◆ EXERCISE GOAL ◆
Transcribe all the records with complete accuracy.

Dataset excerpts:

"""

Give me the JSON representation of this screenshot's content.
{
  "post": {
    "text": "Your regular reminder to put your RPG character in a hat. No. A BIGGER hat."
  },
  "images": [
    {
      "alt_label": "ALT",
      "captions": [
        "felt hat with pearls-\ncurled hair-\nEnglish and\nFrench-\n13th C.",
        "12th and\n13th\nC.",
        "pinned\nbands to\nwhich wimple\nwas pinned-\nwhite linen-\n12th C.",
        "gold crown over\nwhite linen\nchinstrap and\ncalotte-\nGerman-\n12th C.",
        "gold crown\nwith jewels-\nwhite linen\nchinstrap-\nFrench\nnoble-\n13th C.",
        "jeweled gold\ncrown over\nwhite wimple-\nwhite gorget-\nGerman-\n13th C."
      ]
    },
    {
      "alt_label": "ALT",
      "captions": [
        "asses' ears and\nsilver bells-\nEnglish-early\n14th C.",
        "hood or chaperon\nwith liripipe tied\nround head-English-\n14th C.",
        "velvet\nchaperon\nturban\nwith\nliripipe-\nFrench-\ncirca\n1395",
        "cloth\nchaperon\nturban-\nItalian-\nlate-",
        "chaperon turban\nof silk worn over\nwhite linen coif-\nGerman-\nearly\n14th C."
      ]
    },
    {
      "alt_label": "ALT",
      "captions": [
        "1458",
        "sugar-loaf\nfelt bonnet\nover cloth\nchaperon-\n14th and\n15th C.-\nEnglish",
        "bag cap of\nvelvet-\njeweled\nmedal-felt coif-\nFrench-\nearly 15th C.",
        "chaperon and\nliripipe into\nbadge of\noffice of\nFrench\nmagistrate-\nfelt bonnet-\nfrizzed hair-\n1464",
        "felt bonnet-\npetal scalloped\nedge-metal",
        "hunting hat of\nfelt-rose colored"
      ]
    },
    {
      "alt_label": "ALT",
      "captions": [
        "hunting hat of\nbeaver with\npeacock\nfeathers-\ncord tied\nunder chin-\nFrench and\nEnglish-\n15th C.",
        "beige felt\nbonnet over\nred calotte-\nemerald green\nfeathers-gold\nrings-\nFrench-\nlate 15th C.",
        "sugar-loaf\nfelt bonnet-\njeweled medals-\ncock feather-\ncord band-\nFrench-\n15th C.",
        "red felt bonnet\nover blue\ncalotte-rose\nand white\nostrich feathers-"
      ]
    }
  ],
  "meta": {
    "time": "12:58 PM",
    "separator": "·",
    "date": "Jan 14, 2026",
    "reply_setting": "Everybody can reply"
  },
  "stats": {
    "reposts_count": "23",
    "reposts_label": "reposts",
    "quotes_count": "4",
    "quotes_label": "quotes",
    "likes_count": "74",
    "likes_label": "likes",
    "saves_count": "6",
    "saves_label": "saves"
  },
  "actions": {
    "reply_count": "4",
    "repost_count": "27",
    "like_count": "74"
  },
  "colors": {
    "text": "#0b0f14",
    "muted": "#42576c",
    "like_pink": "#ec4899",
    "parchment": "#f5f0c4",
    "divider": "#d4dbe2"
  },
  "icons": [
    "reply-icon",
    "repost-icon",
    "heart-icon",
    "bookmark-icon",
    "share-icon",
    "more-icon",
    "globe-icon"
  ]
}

"""

◆ THE SOLUTION ◆
Give me the JSON representation of this screenshot's content.
{
  "post": {
    "text": "Your regular reminder to put your RPG character in a hat. No. A BIGGER hat."
  },
  "images": [
    {
      "alt_label": "ALT",
      "captions": [
        "felt hat with pearls-\ncurled hair-\nEnglish and\nFrench-\n13th C.",
        "12th and\n13th\nC.",
        "pinned\nbands to\nwhich wimple\nwas pinned-\nwhite linen-\n12th C.",
        "gold crown over\nwhite linen\nchinstrap and\ncalotte-\nGerman-\n12th C.",
        "gold crown\nwith jewels-\nwhite linen\nchinstrap-\nFrench\nnoble-\n13th C.",
        "jeweled gold\ncrown over\nwhite wimple-\nwhite gorget-\nGerman-\n13th C."
      ]
    },
    {
      "alt_label": "ALT",
      "captions": [
        "asses' ears and\nsilver bells-\nEnglish-early\n14th C.",
        "hood or chaperon\nwith liripipe tied\nround head-English-\n14th C.",
        "velvet\nchaperon\nturban\nwith\nliripipe-\nFrench-\ncirca\n1395",
        "cloth\nchaperon\nturban-\nItalian-\nlate-",
        "chaperon turban\nof silk worn over\nwhite linen coif-\nGerman-\nearly\n14th C."
      ]
    },
    {
      "alt_label": "ALT",
      "captions": [
        "1458",
        "sugar-loaf\nfelt bonnet\nover cloth\nchaperon-\n14th and\n15th C.-\nEnglish",
        "bag cap of\nvelvet-\njeweled\nmedal-felt coif-\nFrench-\nearly 15th C.",
        "chaperon and\nliripipe into\nbadge of\noffice of\nFrench\nmagistrate-\nfelt bonnet-\nfrizzed hair-\n1464",
        "felt bonnet-\npetal scalloped\nedge-metal",
        "hunting hat of\nfelt-rose colored"
      ]
    },
    {
      "alt_label": "ALT",
      "captions": [
        "hunting hat of\nbeaver with\npeacock\nfeathers-\ncord tied\nunder chin-\nFrench and\nEnglish-\n15th C.",
        "beige felt\nbonnet over\nred calotte-\nemerald green\nfeathers-gold\nrings-\nFrench-\nlate 15th C.",
        "sugar-loaf\nfelt bonnet-\njeweled medals-\ncock feather-\ncord band-\nFrench-\n15th C.",
        "red felt bonnet\nover blue\ncalotte-rose\nand white\nostrich feathers-"
      ]
    }
  ],
  "meta": {
    "time": "12:58 PM",
    "separator": "·",
    "date": "Jan 14, 2026",
    "reply_setting": "Everybody can reply"
  },
  "stats": {
    "reposts_count": "23",
    "reposts_label": "reposts",
    "quotes_count": "4",
    "quotes_label": "quotes",
    "likes_count": "74",
    "likes_label": "likes",
    "saves_count": "6",
    "saves_label": "saves"
  },
  "actions": {
    "reply_count": "4",
    "repost_count": "27",
    "like_count": "74"
  },
  "colors": {
    "text": "#0b0f14",
    "muted": "#42576c",
    "like_pink": "#ec4899",
    "parchment": "#f5f0c4",
    "divider": "#d4dbe2"
  },
  "icons": [
    "reply-icon",
    "repost-icon",
    "heart-icon",
    "bookmark-icon",
    "share-icon",
    "more-icon",
    "globe-icon"
  ]
}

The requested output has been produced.